Produce the listing below again, exactly as shown.
— begin SUPPLIED MATERIAL —
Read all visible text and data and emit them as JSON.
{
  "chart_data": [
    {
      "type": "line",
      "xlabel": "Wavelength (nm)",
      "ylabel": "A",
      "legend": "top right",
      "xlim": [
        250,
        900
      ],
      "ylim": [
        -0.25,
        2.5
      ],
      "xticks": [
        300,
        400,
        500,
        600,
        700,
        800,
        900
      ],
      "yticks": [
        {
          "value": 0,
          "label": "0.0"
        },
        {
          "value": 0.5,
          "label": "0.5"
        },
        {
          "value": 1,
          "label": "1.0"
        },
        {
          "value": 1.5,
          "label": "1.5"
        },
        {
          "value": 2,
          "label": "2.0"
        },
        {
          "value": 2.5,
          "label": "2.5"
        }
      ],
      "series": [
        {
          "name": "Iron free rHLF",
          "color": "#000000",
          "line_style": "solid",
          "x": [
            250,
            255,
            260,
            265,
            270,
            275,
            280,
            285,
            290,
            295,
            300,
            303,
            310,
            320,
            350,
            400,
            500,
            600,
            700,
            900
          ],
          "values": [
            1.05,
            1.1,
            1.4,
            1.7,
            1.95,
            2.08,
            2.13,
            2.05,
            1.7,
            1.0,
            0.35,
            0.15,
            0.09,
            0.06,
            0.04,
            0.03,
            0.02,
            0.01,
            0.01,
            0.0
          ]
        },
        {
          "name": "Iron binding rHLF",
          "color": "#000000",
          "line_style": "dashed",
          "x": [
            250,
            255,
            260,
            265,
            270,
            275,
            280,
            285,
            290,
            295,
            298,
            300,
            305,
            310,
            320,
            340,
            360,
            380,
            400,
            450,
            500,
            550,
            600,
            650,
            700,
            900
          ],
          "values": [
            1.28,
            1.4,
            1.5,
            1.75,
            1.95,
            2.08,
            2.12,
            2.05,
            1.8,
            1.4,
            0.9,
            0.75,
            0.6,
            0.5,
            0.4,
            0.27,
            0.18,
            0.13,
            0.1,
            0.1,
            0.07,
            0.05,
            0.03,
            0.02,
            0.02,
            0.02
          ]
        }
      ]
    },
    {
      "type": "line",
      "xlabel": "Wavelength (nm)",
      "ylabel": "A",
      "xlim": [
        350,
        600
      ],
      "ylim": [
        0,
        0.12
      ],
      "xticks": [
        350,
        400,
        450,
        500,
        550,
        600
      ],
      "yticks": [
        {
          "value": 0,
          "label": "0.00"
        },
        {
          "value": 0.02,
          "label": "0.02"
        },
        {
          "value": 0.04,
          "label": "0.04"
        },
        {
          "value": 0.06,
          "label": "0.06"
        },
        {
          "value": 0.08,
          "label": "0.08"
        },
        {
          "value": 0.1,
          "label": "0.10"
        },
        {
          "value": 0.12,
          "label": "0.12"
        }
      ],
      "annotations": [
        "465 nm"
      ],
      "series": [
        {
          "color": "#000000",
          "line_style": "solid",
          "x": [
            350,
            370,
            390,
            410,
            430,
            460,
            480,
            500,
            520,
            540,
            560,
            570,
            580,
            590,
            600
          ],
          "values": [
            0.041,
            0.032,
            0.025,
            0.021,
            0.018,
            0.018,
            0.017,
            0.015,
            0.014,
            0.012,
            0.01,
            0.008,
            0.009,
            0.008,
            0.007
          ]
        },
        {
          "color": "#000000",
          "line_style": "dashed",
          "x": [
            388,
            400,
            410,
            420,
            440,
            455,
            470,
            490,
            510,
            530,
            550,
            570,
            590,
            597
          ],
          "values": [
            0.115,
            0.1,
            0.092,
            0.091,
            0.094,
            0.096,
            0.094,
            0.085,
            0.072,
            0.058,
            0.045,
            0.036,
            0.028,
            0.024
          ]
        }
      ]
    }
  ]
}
— end SUPPLIED MATERIAL —
RESPONSE TO THE TASK:
Read all visible text and data and emit them as JSON.
{
  "chart_data": [
    {
      "type": "line",
      "xlabel": "Wavelength (nm)",
      "ylabel": "A",
      "legend": "top right",
      "xlim": [
        250,
        900
      ],
      "ylim": [
        -0.25,
        2.5
      ],
      "xticks": [
        300,
        400,
        500,
        600,
        700,
        800,
        900
      ],
      "yticks": [
        {
          "value": 0,
          "label": "0.0"
        },
        {
          "value": 0.5,
          "label": "0.5"
        },
        {
          "value": 1,
          "label": "1.0"
        },
        {
          "value": 1.5,
          "label": "1.5"
        },
        {
          "value": 2,
          "label": "2.0"
        },
        {
          "value": 2.5,
          "label": "2.5"
        }
      ],
      "series": [
        {
          "name": "Iron free rHLF",
          "color": "#000000",
          "line_style": "solid",
          "x": [
            250,
            255,
            260,
            265,
            270,
            275,
            280,
            285,
            290,
            295,
            300,
            303,
            310,
            320,
            350,
            400,
            500,
            600,
            700,
            900
          ],
          "values": [
            1.05,
            1.1,
            1.4,
            1.7,
            1.95,
            2.08,
            2.13,
            2.05,
            1.7,
            1.0,
            0.35,
            0.15,
            0.09,
            0.06,
            0.04,
            0.03,
            0.02,
            0.01,
            0.01,
            0.0
          ]
        },
        {
          "name": "Iron binding rHLF",
          "color": "#000000",
          "line_style": "dashed",
          "x": [
            250,
            255,
            260,
            265,
            270,
            275,
            280,
            285,
            290,
            295,
            298,
            300,
            305,
            310,
            320,
            340,
            360,
            380,
            400,
            450,
            500,
            550,
            600,
            650,
            700,
            900
          ],
          "values": [
            1.28,
            1.4,
            1.5,
            1.75,
            1.95,
            2.08,
            2.12,
            2.05,
            1.8,
            1.4,
            0.9,
            0.75,
            0.6,
            0.5,
            0.4,
            0.27,
            0.18,
            0.13,
            0.1,
            0.1,
            0.07,
            0.05,
            0.03,
            0.02,
            0.02,
            0.02
          ]
        }
      ]
    },
    {
      "type": "line",
      "xlabel": "Wavelength (nm)",
      "ylabel": "A",
      "xlim": [
        350,
        600
      ],
      "ylim": [
        0,
        0.12
      ],
      "xticks": [
        350,
        400,
        450,
        500,
        550,
        600
      ],
      "yticks": [
        {
          "value": 0,
          "label": "0.00"
        },
        {
          "value": 0.02,
          "label": "0.02"
        },
        {
          "value": 0.04,
          "label": "0.04"
        },
        {
          "value": 0.06,
          "label": "0.06"
        },
        {
          "value": 0.08,
          "label": "0.08"
        },
        {
          "value": 0.1,
          "label": "0.10"
        },
        {
          "value": 0.12,
          "label": "0.12"
        }
      ],
      "annotations": [
        "465 nm"
      ],
      "series": [
        {
          "color": "#000000",
          "line_style": "solid",
          "x": [
            350,
            370,
            390,
            410,
            430,
            460,
            480,
            500,
            520,
            540,
            560,
            570,
            580,
            590,
            600
          ],
          "values": [
            0.041,
            0.032,
            0.025,
            0.021,
            0.018,
            0.018,
            0.017,
            0.015,
            0.014,
            0.012,
            0.01,
            0.008,
            0.009,
            0.008,
            0.007
          ]
        },
        {
          "color": "#000000",
          "line_style": "dashed",
          "x": [
            388,
            400,
            410,
            420,
            440,
            455,
            470,
            490,
            510,
            530,
            550,
            570,
            590,
            597
          ],
          "values": [
            0.115,
            0.1,
            0.092,
            0.091,
            0.094,
            0.096,
            0.094,
            0.085,
            0.072,
            0.058,
            0.045,
            0.036,
            0.028,
            0.024
          ]
        }
      ]
    }
  ]
}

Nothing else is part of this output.